— start —
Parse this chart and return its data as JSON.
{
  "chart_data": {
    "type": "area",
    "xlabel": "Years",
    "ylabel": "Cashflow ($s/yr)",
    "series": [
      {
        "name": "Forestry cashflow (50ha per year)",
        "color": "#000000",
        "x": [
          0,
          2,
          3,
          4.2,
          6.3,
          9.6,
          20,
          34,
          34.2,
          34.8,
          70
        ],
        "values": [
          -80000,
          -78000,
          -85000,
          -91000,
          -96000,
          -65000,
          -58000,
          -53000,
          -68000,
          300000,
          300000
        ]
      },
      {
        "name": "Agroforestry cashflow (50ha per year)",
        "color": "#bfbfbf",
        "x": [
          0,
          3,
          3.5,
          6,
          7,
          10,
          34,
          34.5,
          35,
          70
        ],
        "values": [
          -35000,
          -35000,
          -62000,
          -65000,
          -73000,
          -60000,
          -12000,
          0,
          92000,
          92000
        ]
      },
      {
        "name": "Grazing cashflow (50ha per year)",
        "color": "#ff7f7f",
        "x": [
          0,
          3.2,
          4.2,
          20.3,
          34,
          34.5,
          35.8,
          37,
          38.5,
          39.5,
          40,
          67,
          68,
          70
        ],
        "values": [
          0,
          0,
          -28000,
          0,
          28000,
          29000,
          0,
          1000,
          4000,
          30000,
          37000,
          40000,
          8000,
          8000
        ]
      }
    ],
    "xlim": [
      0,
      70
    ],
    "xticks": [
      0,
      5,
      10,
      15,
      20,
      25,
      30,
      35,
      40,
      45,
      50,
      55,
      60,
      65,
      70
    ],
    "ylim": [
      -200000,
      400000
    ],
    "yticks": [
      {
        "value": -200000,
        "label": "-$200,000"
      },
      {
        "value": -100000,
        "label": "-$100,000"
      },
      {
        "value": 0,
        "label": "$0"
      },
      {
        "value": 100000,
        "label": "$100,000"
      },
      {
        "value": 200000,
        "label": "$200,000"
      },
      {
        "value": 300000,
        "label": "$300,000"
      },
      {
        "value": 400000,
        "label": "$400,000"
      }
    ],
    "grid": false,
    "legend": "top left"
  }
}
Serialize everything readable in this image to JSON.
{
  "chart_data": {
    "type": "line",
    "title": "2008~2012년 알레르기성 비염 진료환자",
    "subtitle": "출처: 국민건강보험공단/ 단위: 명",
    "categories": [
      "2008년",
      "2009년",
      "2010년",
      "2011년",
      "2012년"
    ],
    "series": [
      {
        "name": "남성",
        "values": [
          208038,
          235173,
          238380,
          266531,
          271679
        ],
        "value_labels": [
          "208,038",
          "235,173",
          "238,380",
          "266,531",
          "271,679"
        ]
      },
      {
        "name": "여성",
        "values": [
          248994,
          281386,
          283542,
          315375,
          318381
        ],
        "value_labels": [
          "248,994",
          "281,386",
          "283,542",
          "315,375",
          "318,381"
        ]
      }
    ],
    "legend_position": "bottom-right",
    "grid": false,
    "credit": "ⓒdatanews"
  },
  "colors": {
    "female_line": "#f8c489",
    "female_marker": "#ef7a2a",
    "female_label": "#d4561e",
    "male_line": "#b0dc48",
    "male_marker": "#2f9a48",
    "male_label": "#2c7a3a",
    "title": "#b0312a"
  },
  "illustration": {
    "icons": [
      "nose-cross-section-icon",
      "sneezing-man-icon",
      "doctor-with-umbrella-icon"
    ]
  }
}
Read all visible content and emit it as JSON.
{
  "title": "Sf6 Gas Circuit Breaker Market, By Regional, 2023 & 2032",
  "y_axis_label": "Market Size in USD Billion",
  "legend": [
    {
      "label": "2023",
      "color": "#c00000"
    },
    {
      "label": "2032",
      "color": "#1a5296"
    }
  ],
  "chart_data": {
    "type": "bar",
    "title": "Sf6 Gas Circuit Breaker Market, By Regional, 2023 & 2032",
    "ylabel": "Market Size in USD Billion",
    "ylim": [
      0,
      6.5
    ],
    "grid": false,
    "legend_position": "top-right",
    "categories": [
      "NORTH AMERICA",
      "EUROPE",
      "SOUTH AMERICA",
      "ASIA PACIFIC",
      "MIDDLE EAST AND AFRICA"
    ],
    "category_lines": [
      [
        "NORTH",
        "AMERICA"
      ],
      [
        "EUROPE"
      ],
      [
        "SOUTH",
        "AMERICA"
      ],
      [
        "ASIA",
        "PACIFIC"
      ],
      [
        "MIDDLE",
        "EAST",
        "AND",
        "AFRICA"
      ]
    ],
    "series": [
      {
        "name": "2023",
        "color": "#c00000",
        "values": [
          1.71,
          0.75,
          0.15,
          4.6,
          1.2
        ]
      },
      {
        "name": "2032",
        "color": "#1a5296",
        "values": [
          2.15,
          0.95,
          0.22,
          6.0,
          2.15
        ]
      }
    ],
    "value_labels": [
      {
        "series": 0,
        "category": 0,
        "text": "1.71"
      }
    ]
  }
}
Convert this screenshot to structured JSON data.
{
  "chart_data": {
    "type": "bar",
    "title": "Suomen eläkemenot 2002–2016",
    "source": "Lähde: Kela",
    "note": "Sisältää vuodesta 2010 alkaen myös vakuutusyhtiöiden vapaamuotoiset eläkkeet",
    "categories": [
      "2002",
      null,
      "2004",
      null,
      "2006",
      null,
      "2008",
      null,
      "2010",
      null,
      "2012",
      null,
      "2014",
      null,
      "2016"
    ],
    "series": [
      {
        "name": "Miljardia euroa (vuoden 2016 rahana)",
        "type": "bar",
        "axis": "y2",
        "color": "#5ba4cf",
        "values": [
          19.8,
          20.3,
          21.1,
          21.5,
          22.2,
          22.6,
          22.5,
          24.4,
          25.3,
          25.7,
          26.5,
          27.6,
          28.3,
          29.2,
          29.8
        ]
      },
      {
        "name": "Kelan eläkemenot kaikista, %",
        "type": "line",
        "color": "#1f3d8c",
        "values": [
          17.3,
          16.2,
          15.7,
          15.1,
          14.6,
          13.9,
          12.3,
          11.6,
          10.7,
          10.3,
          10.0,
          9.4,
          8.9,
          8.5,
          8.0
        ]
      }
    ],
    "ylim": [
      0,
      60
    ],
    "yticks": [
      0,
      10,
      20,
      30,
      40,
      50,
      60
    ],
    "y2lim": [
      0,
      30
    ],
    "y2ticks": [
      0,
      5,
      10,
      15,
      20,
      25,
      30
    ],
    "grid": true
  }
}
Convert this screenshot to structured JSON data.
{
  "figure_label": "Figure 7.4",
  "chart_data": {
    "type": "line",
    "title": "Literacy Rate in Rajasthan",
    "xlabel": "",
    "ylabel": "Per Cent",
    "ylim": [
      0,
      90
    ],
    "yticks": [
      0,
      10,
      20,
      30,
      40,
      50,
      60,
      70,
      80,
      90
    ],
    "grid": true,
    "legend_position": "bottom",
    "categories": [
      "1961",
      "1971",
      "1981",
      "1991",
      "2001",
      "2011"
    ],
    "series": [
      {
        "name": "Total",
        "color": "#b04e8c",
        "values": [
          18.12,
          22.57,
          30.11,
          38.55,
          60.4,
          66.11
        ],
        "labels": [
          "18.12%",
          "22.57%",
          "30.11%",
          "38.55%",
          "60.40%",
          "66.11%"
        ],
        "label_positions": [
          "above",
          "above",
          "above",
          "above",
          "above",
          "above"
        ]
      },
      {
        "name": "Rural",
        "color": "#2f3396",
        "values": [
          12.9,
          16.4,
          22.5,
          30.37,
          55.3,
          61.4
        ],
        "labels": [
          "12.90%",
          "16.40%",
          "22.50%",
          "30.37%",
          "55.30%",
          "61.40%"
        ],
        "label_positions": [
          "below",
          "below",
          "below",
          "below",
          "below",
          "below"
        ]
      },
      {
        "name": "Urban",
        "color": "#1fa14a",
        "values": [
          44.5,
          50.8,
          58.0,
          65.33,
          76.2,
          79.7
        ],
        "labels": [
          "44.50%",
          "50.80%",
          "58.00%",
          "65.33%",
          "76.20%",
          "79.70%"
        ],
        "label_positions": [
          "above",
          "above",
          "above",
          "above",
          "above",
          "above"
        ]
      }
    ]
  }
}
— end —
> [Problem statement] Copy all lines from the material that include "Billion".

> [Right answer]
  "y_axis_label": "Market Size in USD Billion",
    "ylabel": "Market Size in USD Billion",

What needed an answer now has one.